» **Written exercise**: Seek out every line containing the word "triangle", and copy each.

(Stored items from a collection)
⁂

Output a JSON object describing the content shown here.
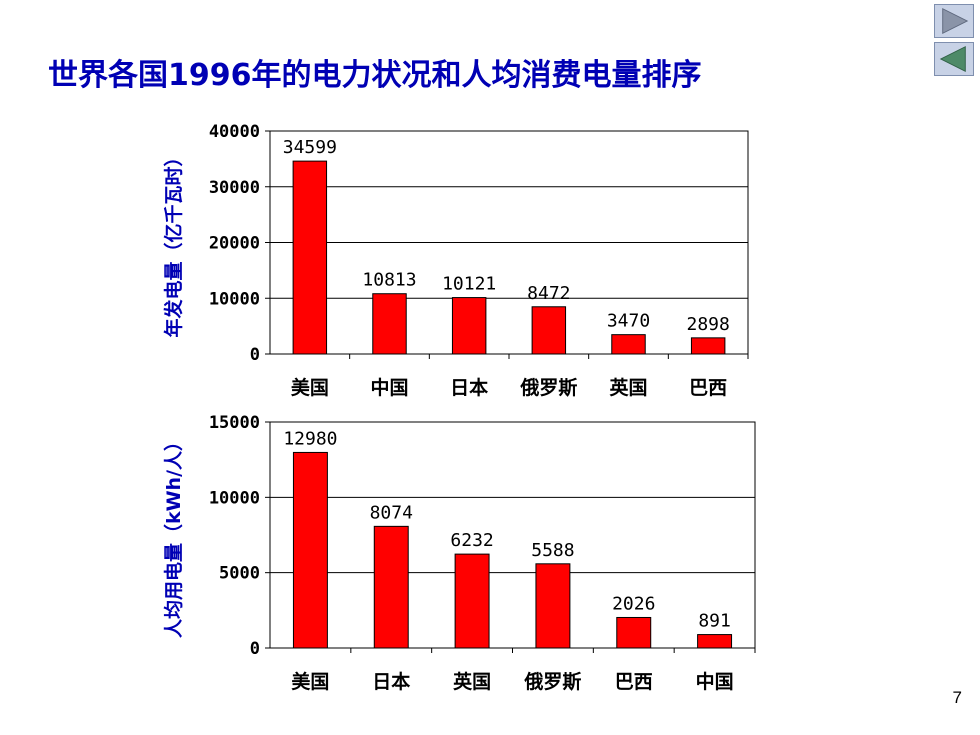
{
  "slide": {
    "title": "世界各国1996年的电力状况和人均消费电量排序",
    "page_number": "7",
    "nav": {
      "next_icon": "triangle-right-icon",
      "prev_icon": "triangle-left-icon"
    }
  },
  "colors": {
    "bar": "#ff0000",
    "title": "#0000b4",
    "axis_label": "#0000b4"
  },
  "chart_data": [
    {
      "type": "bar",
      "ylabel": "年发电量（亿千瓦时）",
      "xlabel": "",
      "categories": [
        "美国",
        "中国",
        "日本",
        "俄罗斯",
        "英国",
        "巴西"
      ],
      "values": [
        34599,
        10813,
        10121,
        8472,
        3470,
        2898
      ],
      "ylim": [
        0,
        40000
      ],
      "yticks": [
        0,
        10000,
        20000,
        30000,
        40000
      ],
      "grid": true,
      "legend": "none"
    },
    {
      "type": "bar",
      "ylabel": "人均用电量（kWh/人）",
      "xlabel": "",
      "categories": [
        "美国",
        "日本",
        "英国",
        "俄罗斯",
        "巴西",
        "中国"
      ],
      "values": [
        12980,
        8074,
        6232,
        5588,
        2026,
        891
      ],
      "ylim": [
        0,
        15000
      ],
      "yticks": [
        0,
        5000,
        10000,
        15000
      ],
      "grid": true,
      "legend": "none"
    }
  ]
}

⁂

» **Response to this exercise**:
      "next_icon": "triangle-right-icon",
      "prev_icon": "triangle-left-icon"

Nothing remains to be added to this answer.